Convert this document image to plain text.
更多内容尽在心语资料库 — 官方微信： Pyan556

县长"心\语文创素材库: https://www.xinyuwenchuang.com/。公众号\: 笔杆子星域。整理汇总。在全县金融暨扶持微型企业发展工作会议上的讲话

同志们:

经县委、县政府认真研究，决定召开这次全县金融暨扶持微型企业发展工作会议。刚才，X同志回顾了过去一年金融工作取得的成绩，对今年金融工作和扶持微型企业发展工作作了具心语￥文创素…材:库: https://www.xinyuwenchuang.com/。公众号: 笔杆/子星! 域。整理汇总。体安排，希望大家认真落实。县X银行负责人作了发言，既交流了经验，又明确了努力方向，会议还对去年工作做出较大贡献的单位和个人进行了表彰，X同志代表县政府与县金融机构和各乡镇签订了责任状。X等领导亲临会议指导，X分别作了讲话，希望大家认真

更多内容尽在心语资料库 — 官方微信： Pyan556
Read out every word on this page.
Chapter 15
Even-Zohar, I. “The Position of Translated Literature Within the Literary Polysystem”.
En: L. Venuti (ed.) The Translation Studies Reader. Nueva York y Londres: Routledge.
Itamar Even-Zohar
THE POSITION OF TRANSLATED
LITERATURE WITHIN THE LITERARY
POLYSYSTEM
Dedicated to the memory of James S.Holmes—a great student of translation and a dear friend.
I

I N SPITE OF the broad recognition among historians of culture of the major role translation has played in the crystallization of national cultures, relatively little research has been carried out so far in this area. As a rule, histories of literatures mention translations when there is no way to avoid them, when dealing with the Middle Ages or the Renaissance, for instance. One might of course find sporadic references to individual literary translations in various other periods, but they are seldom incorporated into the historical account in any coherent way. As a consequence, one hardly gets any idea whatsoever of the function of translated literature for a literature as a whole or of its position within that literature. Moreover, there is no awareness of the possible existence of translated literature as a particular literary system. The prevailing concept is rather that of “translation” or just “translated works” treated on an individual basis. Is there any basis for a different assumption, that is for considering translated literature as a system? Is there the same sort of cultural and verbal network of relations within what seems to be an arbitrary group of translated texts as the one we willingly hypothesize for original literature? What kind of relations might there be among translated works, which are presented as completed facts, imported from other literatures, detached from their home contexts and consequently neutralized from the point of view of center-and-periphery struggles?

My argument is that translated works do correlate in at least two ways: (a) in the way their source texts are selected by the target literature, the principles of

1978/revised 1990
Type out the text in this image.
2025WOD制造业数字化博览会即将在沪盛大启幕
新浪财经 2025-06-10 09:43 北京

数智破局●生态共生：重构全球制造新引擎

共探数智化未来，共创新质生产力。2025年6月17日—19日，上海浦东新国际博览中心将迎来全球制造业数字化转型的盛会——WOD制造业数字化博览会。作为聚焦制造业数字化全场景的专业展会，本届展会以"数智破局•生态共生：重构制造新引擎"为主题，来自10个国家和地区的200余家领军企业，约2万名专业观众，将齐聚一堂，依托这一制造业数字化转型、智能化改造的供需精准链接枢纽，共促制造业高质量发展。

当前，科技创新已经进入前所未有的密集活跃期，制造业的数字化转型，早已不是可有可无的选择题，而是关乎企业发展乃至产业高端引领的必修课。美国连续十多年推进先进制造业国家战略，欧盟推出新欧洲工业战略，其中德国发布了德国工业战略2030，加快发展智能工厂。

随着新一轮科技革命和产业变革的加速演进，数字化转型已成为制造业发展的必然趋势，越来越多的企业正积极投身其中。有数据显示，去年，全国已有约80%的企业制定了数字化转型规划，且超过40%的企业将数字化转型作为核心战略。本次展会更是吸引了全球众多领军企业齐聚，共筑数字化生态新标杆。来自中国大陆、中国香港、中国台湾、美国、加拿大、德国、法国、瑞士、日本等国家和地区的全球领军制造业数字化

-*-*-

REQUIREMENTS: Scan the listing above. Collect all lines with the word "数智破局".

RESULT FOR THIS EXERCISE:
数智破局●生态共生：重构全球制造新引擎
共探数智化未来，共创新质生产力。2025年6月17日—19日，上海浦东新国际博览中心将迎来全球制造业数字化转型的盛会——WOD制造业数字化博览会。作为聚焦制造业数字化全场景的专业展会，本届展会以"数智破局•生态共生：重构制造新引擎"为主题，来自10个国家和地区的200余家领军企业，约2万名专业观众，将齐聚一堂，依托这一制造业数字化转型、智能化改造的供需精准链接枢纽，共促制造业高质量发展。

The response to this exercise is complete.